**Your instructions:** In the entries below, find the lines with the word "marker" and copy them.

***

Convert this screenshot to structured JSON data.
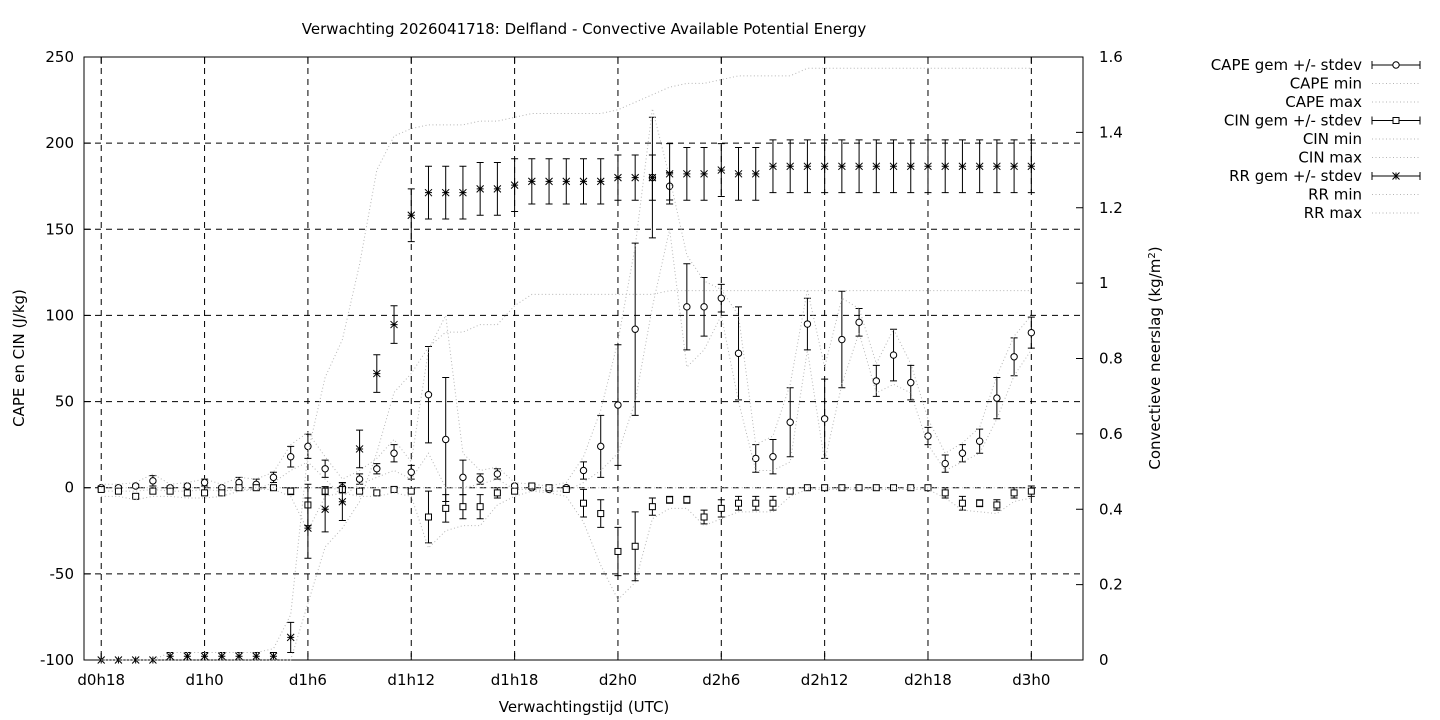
{
  "chart_data": {
    "type": "line",
    "title": "Verwachting 2026041718: Delfland - Convective Available Potential Energy",
    "xlabel": "Verwachtingstijd (UTC)",
    "ylabel": "CAPE en CIN (J/kg)",
    "y2label_main": "Convectieve neerslag (kg/m",
    "y2label_sup": "2",
    "y2label_end": ")",
    "ylim": [
      -100,
      250
    ],
    "y2lim": [
      0,
      1.6
    ],
    "x_unit": "hours since d0h18",
    "xlim": [
      -1,
      57
    ],
    "xticks": [
      {
        "x": 0,
        "label": "d0h18"
      },
      {
        "x": 6,
        "label": "d1h0"
      },
      {
        "x": 12,
        "label": "d1h6"
      },
      {
        "x": 18,
        "label": "d1h12"
      },
      {
        "x": 24,
        "label": "d1h18"
      },
      {
        "x": 30,
        "label": "d2h0"
      },
      {
        "x": 36,
        "label": "d2h6"
      },
      {
        "x": 42,
        "label": "d2h12"
      },
      {
        "x": 48,
        "label": "d2h18"
      },
      {
        "x": 54,
        "label": "d3h0"
      }
    ],
    "yticks": [
      -100,
      -50,
      0,
      50,
      100,
      150,
      200,
      250
    ],
    "y2ticks": [
      "0",
      "0.2",
      "0.4",
      "0.6",
      "0.8",
      "1",
      "1.2",
      "1.4",
      "1.6"
    ],
    "grid": true,
    "legend_position": "outside-top-right",
    "series": [
      {
        "name": "CAPE gem +/- stdev",
        "axis": "y",
        "marker": "circle",
        "mean": [
          0,
          0,
          1,
          4,
          0,
          1,
          3,
          0,
          3,
          2,
          6,
          18,
          24,
          11,
          0,
          5,
          11,
          20,
          9,
          54,
          28,
          6,
          5,
          8,
          1,
          0,
          -1,
          0,
          10,
          24,
          48,
          92,
          180,
          175,
          105,
          105,
          110,
          78,
          17,
          18,
          38,
          95,
          40,
          86,
          96,
          62,
          77,
          61,
          30,
          14,
          20,
          27,
          52,
          76,
          90
        ],
        "stdev": [
          1,
          1,
          1,
          3,
          1,
          1,
          2,
          1,
          3,
          3,
          3,
          6,
          7,
          5,
          3,
          3,
          3,
          5,
          4,
          28,
          36,
          10,
          3,
          3,
          1,
          1,
          1,
          1,
          5,
          18,
          35,
          50,
          35,
          8,
          25,
          17,
          8,
          27,
          8,
          10,
          20,
          15,
          23,
          28,
          8,
          9,
          15,
          10,
          5,
          5,
          5,
          7,
          12,
          11,
          9
        ]
      },
      {
        "name": "CAPE min",
        "axis": "y",
        "style": "dotted",
        "values": [
          -2,
          -2,
          -2,
          -1,
          -2,
          -2,
          -1,
          -2,
          -1,
          -1,
          3,
          10,
          15,
          5,
          -5,
          2,
          6,
          10,
          5,
          20,
          0,
          0,
          2,
          5,
          -1,
          -1,
          -2,
          -2,
          3,
          10,
          20,
          50,
          105,
          150,
          70,
          80,
          100,
          50,
          10,
          10,
          15,
          80,
          15,
          60,
          90,
          55,
          60,
          55,
          25,
          10,
          15,
          20,
          40,
          65,
          80
        ]
      },
      {
        "name": "CAPE max",
        "axis": "y",
        "style": "dotted",
        "values": [
          2,
          2,
          3,
          8,
          2,
          3,
          5,
          2,
          6,
          5,
          9,
          25,
          32,
          18,
          5,
          10,
          17,
          28,
          15,
          80,
          100,
          20,
          10,
          12,
          3,
          2,
          1,
          3,
          18,
          45,
          85,
          140,
          220,
          180,
          135,
          120,
          115,
          100,
          25,
          30,
          60,
          115,
          70,
          110,
          104,
          72,
          92,
          72,
          40,
          20,
          26,
          35,
          65,
          88,
          100
        ]
      },
      {
        "name": "CIN gem +/- stdev",
        "axis": "y",
        "marker": "square",
        "mean": [
          -1,
          -2,
          -5,
          -2,
          -2,
          -3,
          -3,
          -3,
          0,
          0,
          0,
          -2,
          -10,
          -2,
          -1,
          -2,
          -3,
          -1,
          -2,
          -17,
          -12,
          -11,
          -11,
          -3,
          -2,
          1,
          0,
          -1,
          -9,
          -15,
          -37,
          -34,
          -11,
          -7,
          -7,
          -17,
          -12,
          -9,
          -9,
          -9,
          -2,
          0,
          0,
          0,
          0,
          0,
          0,
          0,
          0,
          -3,
          -9,
          -9,
          -10,
          -3,
          -2
        ],
        "stdev": [
          1,
          1,
          1,
          1,
          1,
          1,
          1,
          1,
          0,
          0,
          0,
          2,
          12,
          2,
          1,
          1,
          1,
          1,
          1,
          15,
          8,
          7,
          7,
          3,
          1,
          1,
          1,
          1,
          8,
          8,
          14,
          20,
          5,
          2,
          2,
          4,
          5,
          4,
          4,
          4,
          1,
          0,
          0,
          0,
          0,
          0,
          0,
          0,
          0,
          3,
          4,
          2,
          3,
          3,
          3
        ]
      },
      {
        "name": "CIN min",
        "axis": "y",
        "style": "dotted",
        "values": [
          -5,
          -5,
          -7,
          -5,
          -5,
          -6,
          -6,
          -5,
          -2,
          -1,
          -1,
          -5,
          -25,
          -5,
          -3,
          -5,
          -5,
          -3,
          -5,
          -35,
          -25,
          -22,
          -22,
          -10,
          -5,
          -2,
          -3,
          -5,
          -20,
          -45,
          -65,
          -55,
          -18,
          -12,
          -12,
          -22,
          -18,
          -14,
          -14,
          -14,
          -5,
          -1,
          -1,
          -1,
          -1,
          -1,
          -1,
          -1,
          -1,
          -6,
          -13,
          -14,
          -15,
          -8,
          -6
        ]
      },
      {
        "name": "CIN max",
        "axis": "y",
        "style": "dotted",
        "values": [
          0,
          0,
          0,
          0,
          0,
          0,
          0,
          0,
          0,
          0,
          0,
          0,
          0,
          0,
          0,
          0,
          0,
          0,
          0,
          0,
          0,
          0,
          0,
          0,
          0,
          0,
          0,
          0,
          0,
          0,
          0,
          0,
          0,
          0,
          0,
          0,
          0,
          0,
          0,
          0,
          0,
          0,
          0,
          0,
          0,
          0,
          0,
          0,
          0,
          0,
          0,
          0,
          0,
          0,
          0
        ]
      },
      {
        "name": "RR gem +/- stdev",
        "axis": "y2",
        "marker": "star",
        "mean": [
          0,
          0,
          0,
          0,
          0.01,
          0.01,
          0.01,
          0.01,
          0.01,
          0.01,
          0.01,
          0.06,
          0.35,
          0.4,
          0.42,
          0.56,
          0.76,
          0.89,
          1.18,
          1.24,
          1.24,
          1.24,
          1.25,
          1.25,
          1.26,
          1.27,
          1.27,
          1.27,
          1.27,
          1.27,
          1.28,
          1.28,
          1.28,
          1.29,
          1.29,
          1.29,
          1.3,
          1.29,
          1.29,
          1.31,
          1.31,
          1.31,
          1.31,
          1.31,
          1.31,
          1.31,
          1.31,
          1.31,
          1.31,
          1.31,
          1.31,
          1.31,
          1.31,
          1.31,
          1.31
        ],
        "stdev": [
          0,
          0,
          0,
          0,
          0.01,
          0.01,
          0.01,
          0.01,
          0.01,
          0.01,
          0.01,
          0.04,
          0.08,
          0.06,
          0.05,
          0.05,
          0.05,
          0.05,
          0.07,
          0.07,
          0.07,
          0.07,
          0.07,
          0.07,
          0.07,
          0.06,
          0.06,
          0.06,
          0.06,
          0.06,
          0.06,
          0.06,
          0.06,
          0.08,
          0.07,
          0.07,
          0.07,
          0.07,
          0.07,
          0.07,
          0.07,
          0.07,
          0.07,
          0.07,
          0.07,
          0.07,
          0.07,
          0.07,
          0.07,
          0.07,
          0.07,
          0.07,
          0.07,
          0.07,
          0.07
        ]
      },
      {
        "name": "RR min",
        "axis": "y2",
        "style": "dotted",
        "values": [
          0,
          0,
          0,
          0,
          0,
          0,
          0,
          0,
          0,
          0,
          0,
          0,
          0.15,
          0.3,
          0.35,
          0.42,
          0.55,
          0.71,
          0.76,
          0.83,
          0.87,
          0.87,
          0.89,
          0.89,
          0.94,
          0.97,
          0.97,
          0.97,
          0.97,
          0.97,
          0.97,
          0.97,
          0.97,
          0.98,
          0.98,
          0.98,
          0.98,
          0.98,
          0.98,
          0.98,
          0.98,
          0.98,
          0.98,
          0.98,
          0.98,
          0.98,
          0.98,
          0.98,
          0.98,
          0.98,
          0.98,
          0.98,
          0.98,
          0.98,
          0.98
        ]
      },
      {
        "name": "RR max",
        "axis": "y2",
        "style": "dotted",
        "values": [
          0,
          0,
          0,
          0,
          0.02,
          0.02,
          0.02,
          0.02,
          0.02,
          0.02,
          0.03,
          0.12,
          0.55,
          0.75,
          0.85,
          1.05,
          1.3,
          1.39,
          1.41,
          1.42,
          1.42,
          1.42,
          1.43,
          1.43,
          1.44,
          1.45,
          1.45,
          1.45,
          1.45,
          1.45,
          1.46,
          1.48,
          1.5,
          1.52,
          1.53,
          1.53,
          1.54,
          1.55,
          1.55,
          1.55,
          1.55,
          1.57,
          1.57,
          1.57,
          1.57,
          1.57,
          1.57,
          1.57,
          1.57,
          1.57,
          1.57,
          1.57,
          1.57,
          1.57,
          1.57
        ]
      }
    ]
  }
}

***

**Written answer:**
        "marker": "circle",
        "marker": "square",
        "marker": "star",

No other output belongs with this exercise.